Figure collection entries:
•••

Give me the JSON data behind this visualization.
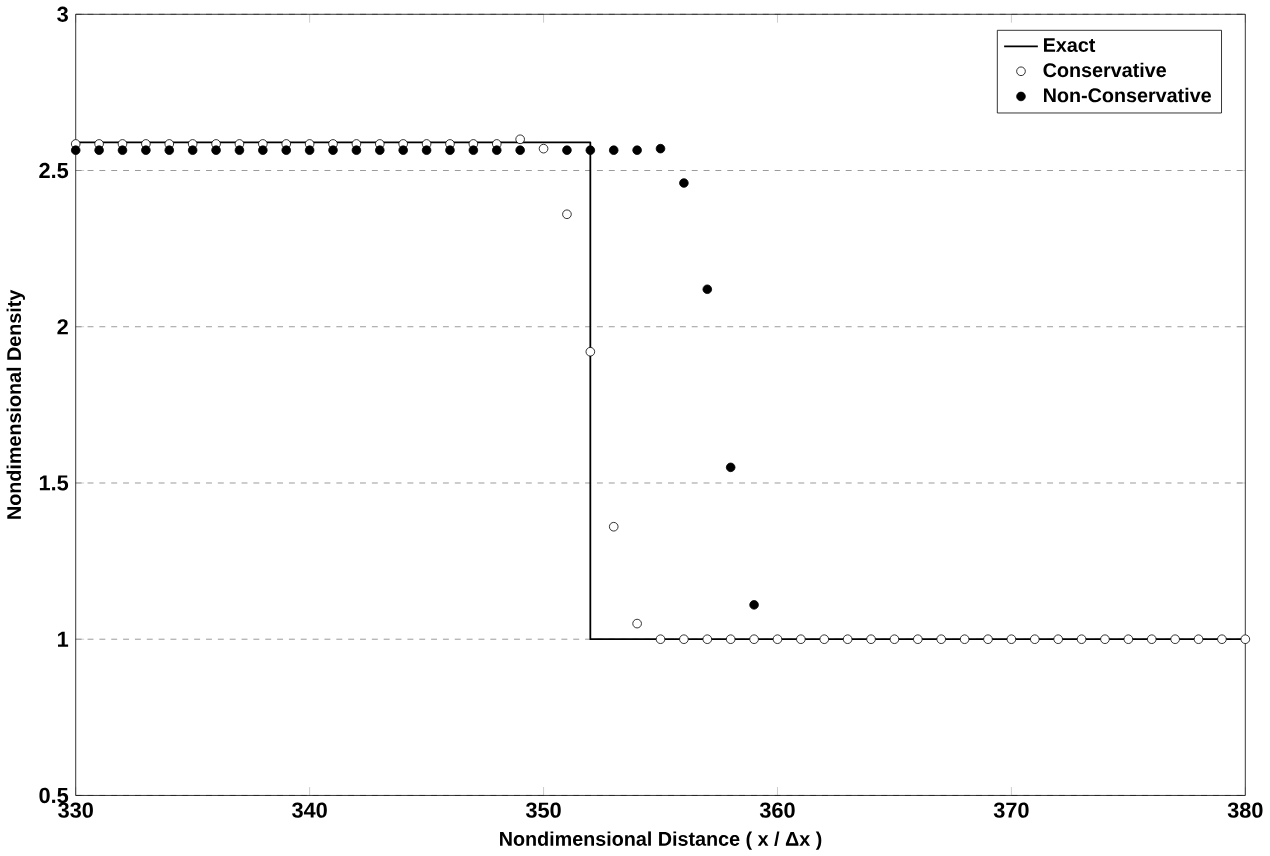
{
  "chart_data": {
    "type": "line",
    "xlabel": "Nondimensional Distance ( x / Δx )",
    "ylabel": "Nondimensional Density",
    "xlim": [
      330,
      380
    ],
    "xticks": [
      330,
      340,
      350,
      360,
      370,
      380
    ],
    "ylim": [
      0.5,
      3
    ],
    "yticks": [
      0.5,
      1,
      1.5,
      2,
      2.5,
      3
    ],
    "grid": "y",
    "legend": "top right",
    "series": [
      {
        "name": "Exact",
        "color": "#000000",
        "marker": "none",
        "x": [
          330,
          352,
          352,
          380
        ],
        "values": [
          2.59,
          2.59,
          1.0,
          1.0
        ]
      },
      {
        "name": "Conservative",
        "type": "scatter",
        "color": "#ffffff",
        "marker": "circle",
        "x": [
          330,
          331,
          332,
          333,
          334,
          335,
          336,
          337,
          338,
          339,
          340,
          341,
          342,
          343,
          344,
          345,
          346,
          347,
          348,
          349,
          350,
          351,
          352,
          353,
          354,
          355,
          356,
          357,
          358,
          359,
          360,
          361,
          362,
          363,
          364,
          365,
          366,
          367,
          368,
          369,
          370,
          371,
          372,
          373,
          374,
          375,
          376,
          377,
          378,
          379,
          380
        ],
        "values": [
          2.585,
          2.585,
          2.585,
          2.585,
          2.585,
          2.585,
          2.585,
          2.585,
          2.585,
          2.585,
          2.585,
          2.585,
          2.585,
          2.585,
          2.585,
          2.585,
          2.585,
          2.585,
          2.585,
          2.6,
          2.57,
          2.36,
          1.92,
          1.36,
          1.05,
          1.0,
          1.0,
          1.0,
          1.0,
          1.0,
          1.0,
          1.0,
          1.0,
          1.0,
          1.0,
          1.0,
          1.0,
          1.0,
          1.0,
          1.0,
          1.0,
          1.0,
          1.0,
          1.0,
          1.0,
          1.0,
          1.0,
          1.0,
          1.0,
          1.0,
          1.0
        ]
      },
      {
        "name": "Non-Conservative",
        "type": "scatter",
        "color": "#000000",
        "marker": "circle",
        "x": [
          330,
          331,
          332,
          333,
          334,
          335,
          336,
          337,
          338,
          339,
          340,
          341,
          342,
          343,
          344,
          345,
          346,
          347,
          348,
          349,
          350,
          351,
          352,
          353,
          354,
          355,
          356,
          357,
          358,
          359
        ],
        "values": [
          2.565,
          2.565,
          2.565,
          2.565,
          2.565,
          2.565,
          2.565,
          2.565,
          2.565,
          2.565,
          2.565,
          2.565,
          2.565,
          2.565,
          2.565,
          2.565,
          2.565,
          2.565,
          2.565,
          2.565,
          null,
          2.565,
          2.565,
          2.565,
          2.565,
          2.57,
          2.46,
          2.12,
          1.55,
          1.11
        ]
      }
    ]
  }
}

•••

* [GIVEN PROBLEM]: Transcribe the records above verbatim. Do not carry over any picture.

* [WRITTEN REPLY]:
Give me the JSON data behind this visualization.
{
  "chart_data": {
    "type": "line",
    "xlabel": "Nondimensional Distance ( x / Δx )",
    "ylabel": "Nondimensional Density",
    "xlim": [
      330,
      380
    ],
    "xticks": [
      330,
      340,
      350,
      360,
      370,
      380
    ],
    "ylim": [
      0.5,
      3
    ],
    "yticks": [
      0.5,
      1,
      1.5,
      2,
      2.5,
      3
    ],
    "grid": "y",
    "legend": "top right",
    "series": [
      {
        "name": "Exact",
        "color": "#000000",
        "marker": "none",
        "x": [
          330,
          352,
          352,
          380
        ],
        "values": [
          2.59,
          2.59,
          1.0,
          1.0
        ]
      },
      {
        "name": "Conservative",
        "type": "scatter",
        "color": "#ffffff",
        "marker": "circle",
        "x": [
          330,
          331,
          332,
          333,
          334,
          335,
          336,
          337,
          338,
          339,
          340,
          341,
          342,
          343,
          344,
          345,
          346,
          347,
          348,
          349,
          350,
          351,
          352,
          353,
          354,
          355,
          356,
          357,
          358,
          359,
          360,
          361,
          362,
          363,
          364,
          365,
          366,
          367,
          368,
          369,
          370,
          371,
          372,
          373,
          374,
          375,
          376,
          377,
          378,
          379,
          380
        ],
        "values": [
          2.585,
          2.585,
          2.585,
          2.585,
          2.585,
          2.585,
          2.585,
          2.585,
          2.585,
          2.585,
          2.585,
          2.585,
          2.585,
          2.585,
          2.585,
          2.585,
          2.585,
          2.585,
          2.585,
          2.6,
          2.57,
          2.36,
          1.92,
          1.36,
          1.05,
          1.0,
          1.0,
          1.0,
          1.0,
          1.0,
          1.0,
          1.0,
          1.0,
          1.0,
          1.0,
          1.0,
          1.0,
          1.0,
          1.0,
          1.0,
          1.0,
          1.0,
          1.0,
          1.0,
          1.0,
          1.0,
          1.0,
          1.0,
          1.0,
          1.0,
          1.0
        ]
      },
      {
        "name": "Non-Conservative",
        "type": "scatter",
        "color": "#000000",
        "marker": "circle",
        "x": [
          330,
          331,
          332,
          333,
          334,
          335,
          336,
          337,
          338,
          339,
          340,
          341,
          342,
          343,
          344,
          345,
          346,
          347,
          348,
          349,
          350,
          351,
          352,
          353,
          354,
          355,
          356,
          357,
          358,
          359
        ],
        "values": [
          2.565,
          2.565,
          2.565,
          2.565,
          2.565,
          2.565,
          2.565,
          2.565,
          2.565,
          2.565,
          2.565,
          2.565,
          2.565,
          2.565,
          2.565,
          2.565,
          2.565,
          2.565,
          2.565,
          2.565,
          null,
          2.565,
          2.565,
          2.565,
          2.565,
          2.57,
          2.46,
          2.12,
          1.55,
          1.11
        ]
      }
    ]
  }
}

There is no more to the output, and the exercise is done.